### Objective
How many lines in the items below contain the string "marker"? Case counts. Reply with the number only.

=== Supplied records ===

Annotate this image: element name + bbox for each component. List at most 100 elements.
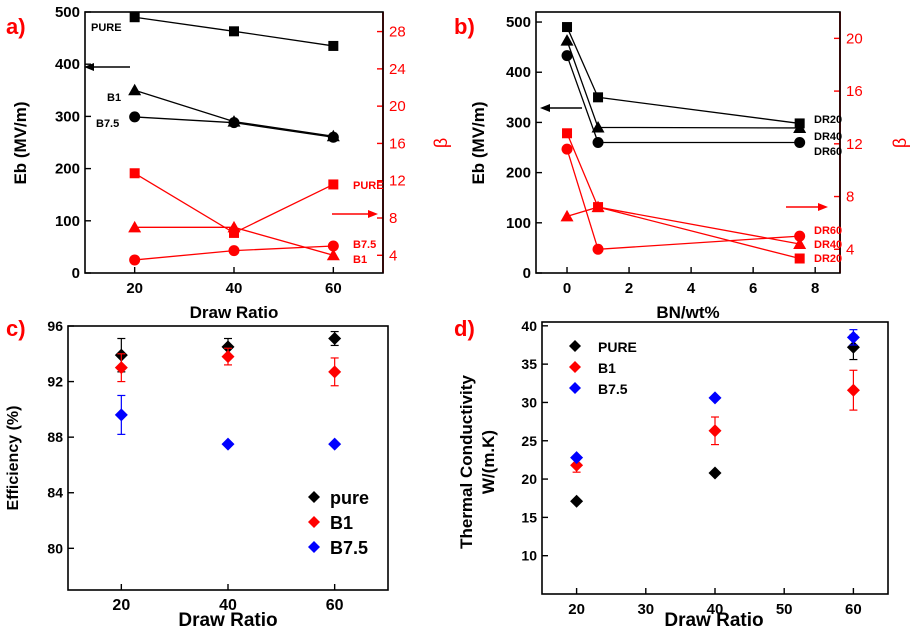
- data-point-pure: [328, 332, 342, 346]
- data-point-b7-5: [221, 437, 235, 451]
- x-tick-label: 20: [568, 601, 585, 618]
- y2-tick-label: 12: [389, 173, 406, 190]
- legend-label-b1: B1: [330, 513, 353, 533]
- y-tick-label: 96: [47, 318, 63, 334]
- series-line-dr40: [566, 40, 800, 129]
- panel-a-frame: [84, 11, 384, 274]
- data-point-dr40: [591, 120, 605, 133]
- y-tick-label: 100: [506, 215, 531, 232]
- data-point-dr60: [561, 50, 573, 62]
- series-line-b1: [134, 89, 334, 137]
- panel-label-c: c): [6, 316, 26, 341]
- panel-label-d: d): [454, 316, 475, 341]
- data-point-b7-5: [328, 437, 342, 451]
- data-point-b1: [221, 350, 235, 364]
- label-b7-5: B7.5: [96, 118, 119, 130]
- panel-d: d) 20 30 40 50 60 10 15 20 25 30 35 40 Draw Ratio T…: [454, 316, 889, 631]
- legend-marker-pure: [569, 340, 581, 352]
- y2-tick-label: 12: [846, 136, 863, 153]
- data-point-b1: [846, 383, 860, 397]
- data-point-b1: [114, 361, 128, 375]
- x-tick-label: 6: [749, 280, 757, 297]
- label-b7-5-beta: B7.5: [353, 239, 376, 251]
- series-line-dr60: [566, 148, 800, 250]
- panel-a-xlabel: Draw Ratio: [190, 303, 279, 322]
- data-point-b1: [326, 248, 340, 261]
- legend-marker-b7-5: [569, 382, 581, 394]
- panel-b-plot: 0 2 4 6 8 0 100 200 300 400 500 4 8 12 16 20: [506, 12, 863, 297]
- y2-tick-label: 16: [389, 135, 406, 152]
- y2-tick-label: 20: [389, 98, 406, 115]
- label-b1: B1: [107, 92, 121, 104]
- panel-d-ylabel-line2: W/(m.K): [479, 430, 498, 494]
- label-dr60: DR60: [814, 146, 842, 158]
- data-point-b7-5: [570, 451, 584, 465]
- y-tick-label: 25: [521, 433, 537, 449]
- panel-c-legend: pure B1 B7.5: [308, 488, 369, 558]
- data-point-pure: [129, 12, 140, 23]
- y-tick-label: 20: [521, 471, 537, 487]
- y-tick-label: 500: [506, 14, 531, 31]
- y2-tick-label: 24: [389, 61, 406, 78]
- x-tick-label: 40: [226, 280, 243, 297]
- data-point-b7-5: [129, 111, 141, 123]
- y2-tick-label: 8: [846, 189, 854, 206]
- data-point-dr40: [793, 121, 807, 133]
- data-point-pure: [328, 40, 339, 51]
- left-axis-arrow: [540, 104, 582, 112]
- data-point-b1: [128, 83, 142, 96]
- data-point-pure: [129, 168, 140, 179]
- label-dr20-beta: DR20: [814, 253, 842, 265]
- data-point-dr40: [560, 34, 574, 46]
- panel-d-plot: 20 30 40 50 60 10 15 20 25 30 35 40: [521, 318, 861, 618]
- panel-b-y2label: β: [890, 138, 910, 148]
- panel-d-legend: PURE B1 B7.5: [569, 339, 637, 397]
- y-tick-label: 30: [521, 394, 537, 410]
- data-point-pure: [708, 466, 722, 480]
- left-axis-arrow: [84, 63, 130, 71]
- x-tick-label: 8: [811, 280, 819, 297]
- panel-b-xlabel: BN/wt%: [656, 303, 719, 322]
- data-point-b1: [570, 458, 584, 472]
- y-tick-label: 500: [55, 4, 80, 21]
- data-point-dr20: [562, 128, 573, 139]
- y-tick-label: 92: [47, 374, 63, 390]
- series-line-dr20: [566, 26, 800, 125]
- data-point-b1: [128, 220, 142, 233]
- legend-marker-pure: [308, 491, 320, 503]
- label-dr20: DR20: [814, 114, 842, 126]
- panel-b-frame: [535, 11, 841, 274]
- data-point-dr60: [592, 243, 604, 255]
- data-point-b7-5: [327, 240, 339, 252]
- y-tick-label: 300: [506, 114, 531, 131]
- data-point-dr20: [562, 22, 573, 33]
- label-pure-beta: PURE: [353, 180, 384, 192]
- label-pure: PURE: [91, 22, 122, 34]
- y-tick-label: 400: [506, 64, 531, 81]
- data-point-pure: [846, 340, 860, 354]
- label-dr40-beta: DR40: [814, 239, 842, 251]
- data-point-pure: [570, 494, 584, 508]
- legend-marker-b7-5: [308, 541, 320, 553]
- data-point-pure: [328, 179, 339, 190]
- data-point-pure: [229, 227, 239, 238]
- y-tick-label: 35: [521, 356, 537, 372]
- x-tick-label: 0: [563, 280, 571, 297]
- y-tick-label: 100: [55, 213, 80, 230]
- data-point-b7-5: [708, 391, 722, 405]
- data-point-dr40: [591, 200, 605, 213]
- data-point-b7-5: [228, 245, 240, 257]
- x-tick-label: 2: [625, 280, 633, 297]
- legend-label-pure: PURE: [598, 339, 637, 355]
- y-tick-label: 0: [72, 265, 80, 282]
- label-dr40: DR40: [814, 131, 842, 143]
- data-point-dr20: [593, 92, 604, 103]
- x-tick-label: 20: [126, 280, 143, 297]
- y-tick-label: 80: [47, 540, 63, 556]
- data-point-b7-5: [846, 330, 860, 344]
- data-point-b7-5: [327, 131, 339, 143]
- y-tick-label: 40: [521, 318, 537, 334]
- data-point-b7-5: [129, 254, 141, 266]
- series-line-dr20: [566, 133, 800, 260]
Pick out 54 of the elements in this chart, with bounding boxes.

===

### Solution for this exercise
4